Pull out every line containing the string "Cumulative".
━━━━━━━━━━━━━━━━━━━━━━━━━━━━━━
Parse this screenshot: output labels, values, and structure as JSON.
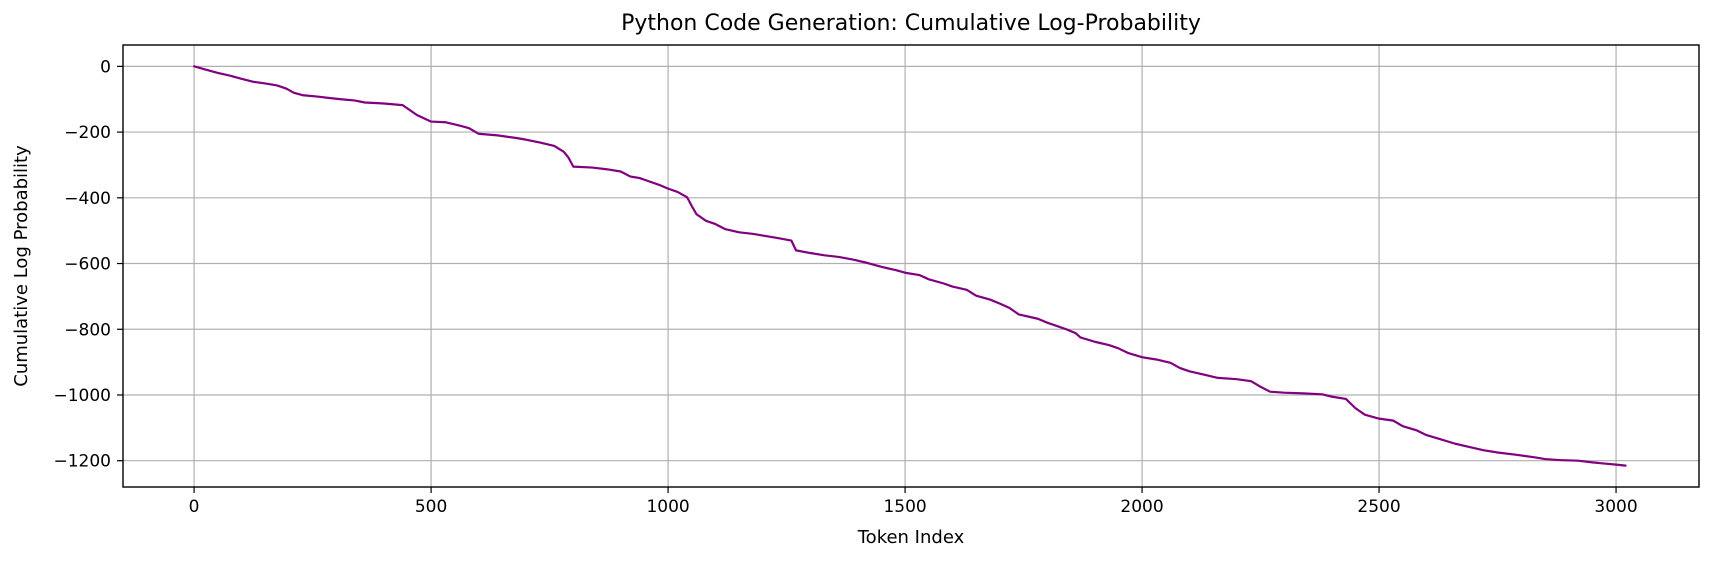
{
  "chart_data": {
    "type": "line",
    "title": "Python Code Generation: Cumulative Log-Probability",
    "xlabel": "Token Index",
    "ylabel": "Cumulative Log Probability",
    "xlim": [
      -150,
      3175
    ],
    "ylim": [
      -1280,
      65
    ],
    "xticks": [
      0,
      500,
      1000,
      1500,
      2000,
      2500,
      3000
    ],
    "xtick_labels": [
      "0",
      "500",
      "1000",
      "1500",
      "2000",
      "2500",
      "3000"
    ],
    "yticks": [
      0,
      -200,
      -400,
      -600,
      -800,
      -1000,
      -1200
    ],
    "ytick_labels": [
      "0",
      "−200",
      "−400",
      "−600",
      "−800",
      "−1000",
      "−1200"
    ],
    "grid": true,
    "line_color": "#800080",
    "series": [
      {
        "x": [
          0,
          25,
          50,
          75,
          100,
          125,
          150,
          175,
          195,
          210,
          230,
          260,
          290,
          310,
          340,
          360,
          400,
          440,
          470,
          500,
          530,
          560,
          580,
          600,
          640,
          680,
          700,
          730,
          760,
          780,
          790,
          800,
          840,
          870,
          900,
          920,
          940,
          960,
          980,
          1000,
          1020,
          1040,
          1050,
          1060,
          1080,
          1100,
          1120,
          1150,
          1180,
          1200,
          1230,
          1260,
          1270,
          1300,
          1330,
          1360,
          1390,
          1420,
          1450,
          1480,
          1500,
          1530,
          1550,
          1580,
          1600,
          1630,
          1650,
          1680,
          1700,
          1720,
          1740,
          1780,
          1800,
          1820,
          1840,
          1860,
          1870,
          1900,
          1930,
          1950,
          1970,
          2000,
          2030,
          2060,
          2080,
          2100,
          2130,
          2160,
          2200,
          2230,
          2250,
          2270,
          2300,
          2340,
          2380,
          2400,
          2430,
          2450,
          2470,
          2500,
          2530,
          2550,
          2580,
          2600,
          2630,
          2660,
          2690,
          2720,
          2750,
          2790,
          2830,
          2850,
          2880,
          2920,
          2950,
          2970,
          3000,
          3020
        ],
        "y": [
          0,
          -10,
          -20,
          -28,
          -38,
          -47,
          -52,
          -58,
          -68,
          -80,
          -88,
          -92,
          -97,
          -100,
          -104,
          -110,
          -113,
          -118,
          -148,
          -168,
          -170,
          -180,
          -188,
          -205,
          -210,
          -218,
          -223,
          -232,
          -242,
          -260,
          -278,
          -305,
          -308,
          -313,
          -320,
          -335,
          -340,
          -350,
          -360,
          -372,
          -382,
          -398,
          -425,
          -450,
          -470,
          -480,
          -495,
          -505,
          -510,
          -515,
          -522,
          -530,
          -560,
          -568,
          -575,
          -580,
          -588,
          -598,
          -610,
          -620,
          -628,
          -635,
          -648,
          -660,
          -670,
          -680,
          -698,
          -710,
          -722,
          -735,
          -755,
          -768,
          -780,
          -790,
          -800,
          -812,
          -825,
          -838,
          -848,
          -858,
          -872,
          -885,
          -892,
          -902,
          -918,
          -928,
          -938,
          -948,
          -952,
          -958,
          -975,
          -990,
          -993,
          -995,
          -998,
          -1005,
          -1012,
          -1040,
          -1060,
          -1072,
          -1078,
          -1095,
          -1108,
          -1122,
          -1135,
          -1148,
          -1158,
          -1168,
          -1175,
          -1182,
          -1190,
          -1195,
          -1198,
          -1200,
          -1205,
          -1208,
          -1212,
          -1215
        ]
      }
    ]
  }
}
━━━━━━━━━━━━━━━━━━━━━━━━━━━━━━
▶ [RESULT BELOW]
    "title": "Python Code Generation: Cumulative Log-Probability",
    "ylabel": "Cumulative Log Probability",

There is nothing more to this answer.